Look through the material and copy each line holding "Market".

:::

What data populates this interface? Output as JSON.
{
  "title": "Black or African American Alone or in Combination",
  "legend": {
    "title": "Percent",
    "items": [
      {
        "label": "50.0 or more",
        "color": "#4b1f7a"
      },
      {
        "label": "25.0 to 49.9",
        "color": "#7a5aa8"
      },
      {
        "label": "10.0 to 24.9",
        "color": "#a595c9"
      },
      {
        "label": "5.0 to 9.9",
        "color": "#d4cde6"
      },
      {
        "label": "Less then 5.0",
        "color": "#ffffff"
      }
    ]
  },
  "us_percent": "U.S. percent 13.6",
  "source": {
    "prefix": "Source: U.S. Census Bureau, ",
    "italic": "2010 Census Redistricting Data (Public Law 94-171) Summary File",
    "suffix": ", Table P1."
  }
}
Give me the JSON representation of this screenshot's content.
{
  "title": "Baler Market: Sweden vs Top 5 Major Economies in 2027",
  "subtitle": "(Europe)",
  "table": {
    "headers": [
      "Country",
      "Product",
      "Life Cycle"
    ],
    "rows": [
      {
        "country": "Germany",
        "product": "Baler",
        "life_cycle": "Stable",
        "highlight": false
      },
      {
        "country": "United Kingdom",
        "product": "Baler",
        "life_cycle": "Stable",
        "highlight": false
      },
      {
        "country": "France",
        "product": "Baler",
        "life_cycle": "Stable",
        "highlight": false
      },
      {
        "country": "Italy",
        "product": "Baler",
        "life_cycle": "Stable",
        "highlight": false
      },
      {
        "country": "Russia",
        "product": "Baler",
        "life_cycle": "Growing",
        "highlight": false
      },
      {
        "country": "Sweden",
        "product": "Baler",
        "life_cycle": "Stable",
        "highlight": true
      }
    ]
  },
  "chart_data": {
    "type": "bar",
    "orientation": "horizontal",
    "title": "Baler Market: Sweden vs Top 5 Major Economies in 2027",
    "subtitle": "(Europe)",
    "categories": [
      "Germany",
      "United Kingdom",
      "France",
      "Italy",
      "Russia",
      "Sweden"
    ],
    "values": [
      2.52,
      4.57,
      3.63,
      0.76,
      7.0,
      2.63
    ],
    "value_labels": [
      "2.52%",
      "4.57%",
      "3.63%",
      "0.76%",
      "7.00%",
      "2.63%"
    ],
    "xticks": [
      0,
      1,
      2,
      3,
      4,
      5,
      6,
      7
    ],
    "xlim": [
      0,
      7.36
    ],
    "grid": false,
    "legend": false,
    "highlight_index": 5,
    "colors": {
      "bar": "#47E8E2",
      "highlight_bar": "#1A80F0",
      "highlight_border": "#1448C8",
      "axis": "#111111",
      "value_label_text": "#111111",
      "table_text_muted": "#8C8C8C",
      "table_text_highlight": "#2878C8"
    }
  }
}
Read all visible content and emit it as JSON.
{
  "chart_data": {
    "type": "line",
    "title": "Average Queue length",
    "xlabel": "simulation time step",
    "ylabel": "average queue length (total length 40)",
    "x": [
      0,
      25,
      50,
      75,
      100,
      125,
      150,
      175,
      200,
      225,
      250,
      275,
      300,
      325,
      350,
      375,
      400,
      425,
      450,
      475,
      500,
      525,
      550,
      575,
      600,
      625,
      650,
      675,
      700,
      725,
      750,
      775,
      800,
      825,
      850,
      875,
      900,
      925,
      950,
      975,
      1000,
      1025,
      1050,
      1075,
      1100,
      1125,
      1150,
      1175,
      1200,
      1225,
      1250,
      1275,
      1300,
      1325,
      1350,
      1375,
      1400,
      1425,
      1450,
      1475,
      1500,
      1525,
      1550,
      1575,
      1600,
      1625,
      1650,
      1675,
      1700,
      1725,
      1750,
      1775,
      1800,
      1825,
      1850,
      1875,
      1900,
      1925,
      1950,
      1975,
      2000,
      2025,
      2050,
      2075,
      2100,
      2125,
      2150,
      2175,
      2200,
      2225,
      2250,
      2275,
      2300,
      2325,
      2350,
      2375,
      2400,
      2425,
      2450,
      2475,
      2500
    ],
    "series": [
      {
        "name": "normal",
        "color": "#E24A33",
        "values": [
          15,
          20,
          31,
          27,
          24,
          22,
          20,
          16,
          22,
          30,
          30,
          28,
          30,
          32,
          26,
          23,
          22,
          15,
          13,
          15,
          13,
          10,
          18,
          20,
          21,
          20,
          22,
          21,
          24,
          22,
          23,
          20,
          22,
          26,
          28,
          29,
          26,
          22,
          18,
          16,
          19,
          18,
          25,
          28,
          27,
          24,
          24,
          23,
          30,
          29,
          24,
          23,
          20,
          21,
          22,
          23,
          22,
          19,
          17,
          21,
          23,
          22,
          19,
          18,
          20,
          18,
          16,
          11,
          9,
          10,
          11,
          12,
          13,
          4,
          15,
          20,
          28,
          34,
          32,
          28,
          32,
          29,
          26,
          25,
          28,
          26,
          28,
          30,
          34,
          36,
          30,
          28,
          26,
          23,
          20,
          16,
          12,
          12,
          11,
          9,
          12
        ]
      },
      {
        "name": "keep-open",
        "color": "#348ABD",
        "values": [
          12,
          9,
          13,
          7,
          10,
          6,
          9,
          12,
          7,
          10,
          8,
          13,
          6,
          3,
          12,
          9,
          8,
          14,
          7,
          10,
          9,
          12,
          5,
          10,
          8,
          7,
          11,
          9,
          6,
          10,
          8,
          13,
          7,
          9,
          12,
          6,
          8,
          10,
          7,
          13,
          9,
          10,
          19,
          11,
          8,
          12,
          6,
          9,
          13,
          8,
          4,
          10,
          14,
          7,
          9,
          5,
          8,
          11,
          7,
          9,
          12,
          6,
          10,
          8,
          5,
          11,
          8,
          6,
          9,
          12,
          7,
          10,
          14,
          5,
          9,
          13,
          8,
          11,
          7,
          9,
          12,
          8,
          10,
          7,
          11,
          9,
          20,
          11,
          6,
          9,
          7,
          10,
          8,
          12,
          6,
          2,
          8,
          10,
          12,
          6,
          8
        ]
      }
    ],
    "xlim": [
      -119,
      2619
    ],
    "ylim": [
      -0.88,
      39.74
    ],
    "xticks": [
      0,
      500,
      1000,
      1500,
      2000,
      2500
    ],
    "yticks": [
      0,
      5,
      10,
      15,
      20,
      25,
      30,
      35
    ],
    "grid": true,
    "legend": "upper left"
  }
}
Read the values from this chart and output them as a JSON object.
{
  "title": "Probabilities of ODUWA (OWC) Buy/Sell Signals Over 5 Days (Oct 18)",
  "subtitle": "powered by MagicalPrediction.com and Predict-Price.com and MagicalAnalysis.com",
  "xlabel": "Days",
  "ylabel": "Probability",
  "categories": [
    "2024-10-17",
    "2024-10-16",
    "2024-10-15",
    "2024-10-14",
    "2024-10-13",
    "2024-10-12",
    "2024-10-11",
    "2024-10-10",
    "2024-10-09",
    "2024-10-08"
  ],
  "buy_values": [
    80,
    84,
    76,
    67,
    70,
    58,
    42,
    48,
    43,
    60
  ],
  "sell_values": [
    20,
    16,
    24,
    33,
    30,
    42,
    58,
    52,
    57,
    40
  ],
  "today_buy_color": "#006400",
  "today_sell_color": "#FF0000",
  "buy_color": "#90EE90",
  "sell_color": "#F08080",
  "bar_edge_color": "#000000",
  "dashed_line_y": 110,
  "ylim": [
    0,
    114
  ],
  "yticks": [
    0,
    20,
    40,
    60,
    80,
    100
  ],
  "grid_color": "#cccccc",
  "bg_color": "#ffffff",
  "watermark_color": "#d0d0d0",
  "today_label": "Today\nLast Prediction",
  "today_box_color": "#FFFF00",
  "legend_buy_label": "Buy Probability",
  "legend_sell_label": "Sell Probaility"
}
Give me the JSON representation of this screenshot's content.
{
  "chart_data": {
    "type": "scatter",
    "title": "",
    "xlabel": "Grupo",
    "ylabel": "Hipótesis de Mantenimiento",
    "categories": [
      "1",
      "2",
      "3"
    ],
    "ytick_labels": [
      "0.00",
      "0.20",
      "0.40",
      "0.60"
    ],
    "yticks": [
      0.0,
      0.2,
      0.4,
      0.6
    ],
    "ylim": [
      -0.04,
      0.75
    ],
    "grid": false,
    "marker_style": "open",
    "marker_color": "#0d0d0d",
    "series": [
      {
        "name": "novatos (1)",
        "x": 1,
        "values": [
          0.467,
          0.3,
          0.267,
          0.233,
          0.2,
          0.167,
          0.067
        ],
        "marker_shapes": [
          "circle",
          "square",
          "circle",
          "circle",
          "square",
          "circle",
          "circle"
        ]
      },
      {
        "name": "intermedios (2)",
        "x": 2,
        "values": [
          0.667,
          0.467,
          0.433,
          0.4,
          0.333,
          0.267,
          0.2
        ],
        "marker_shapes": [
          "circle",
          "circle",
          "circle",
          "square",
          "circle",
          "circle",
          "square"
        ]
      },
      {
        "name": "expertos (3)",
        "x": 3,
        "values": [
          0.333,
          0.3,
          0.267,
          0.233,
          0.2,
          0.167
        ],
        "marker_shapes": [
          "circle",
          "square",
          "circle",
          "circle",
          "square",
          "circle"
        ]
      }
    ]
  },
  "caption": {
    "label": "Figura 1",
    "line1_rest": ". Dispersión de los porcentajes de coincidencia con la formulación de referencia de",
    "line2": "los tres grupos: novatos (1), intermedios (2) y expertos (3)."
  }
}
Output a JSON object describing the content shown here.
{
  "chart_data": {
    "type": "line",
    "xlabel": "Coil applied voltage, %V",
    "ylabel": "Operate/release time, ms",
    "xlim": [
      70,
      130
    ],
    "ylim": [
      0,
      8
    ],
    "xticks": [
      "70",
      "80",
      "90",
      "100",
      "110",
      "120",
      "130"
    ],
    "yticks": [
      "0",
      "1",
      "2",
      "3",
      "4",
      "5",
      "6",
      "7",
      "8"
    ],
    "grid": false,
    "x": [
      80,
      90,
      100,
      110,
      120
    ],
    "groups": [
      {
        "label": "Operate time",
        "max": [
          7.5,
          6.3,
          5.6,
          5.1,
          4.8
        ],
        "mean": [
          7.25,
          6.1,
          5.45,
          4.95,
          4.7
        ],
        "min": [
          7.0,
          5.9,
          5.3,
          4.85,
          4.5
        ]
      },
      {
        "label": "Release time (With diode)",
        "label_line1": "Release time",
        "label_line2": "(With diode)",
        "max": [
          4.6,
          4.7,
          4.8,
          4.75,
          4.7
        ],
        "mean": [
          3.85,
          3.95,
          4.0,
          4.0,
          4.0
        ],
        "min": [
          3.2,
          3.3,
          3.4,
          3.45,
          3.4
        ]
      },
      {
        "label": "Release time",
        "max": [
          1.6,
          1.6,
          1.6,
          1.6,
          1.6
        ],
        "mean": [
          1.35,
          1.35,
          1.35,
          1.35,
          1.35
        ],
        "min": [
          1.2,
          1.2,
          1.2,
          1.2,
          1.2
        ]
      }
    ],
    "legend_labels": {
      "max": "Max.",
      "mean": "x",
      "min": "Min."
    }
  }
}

:::

_Task answer:_
  "title": "Baler Market: Sweden vs Top 5 Major Economies in 2027",
    "title": "Baler Market: Sweden vs Top 5 Major Economies in 2027",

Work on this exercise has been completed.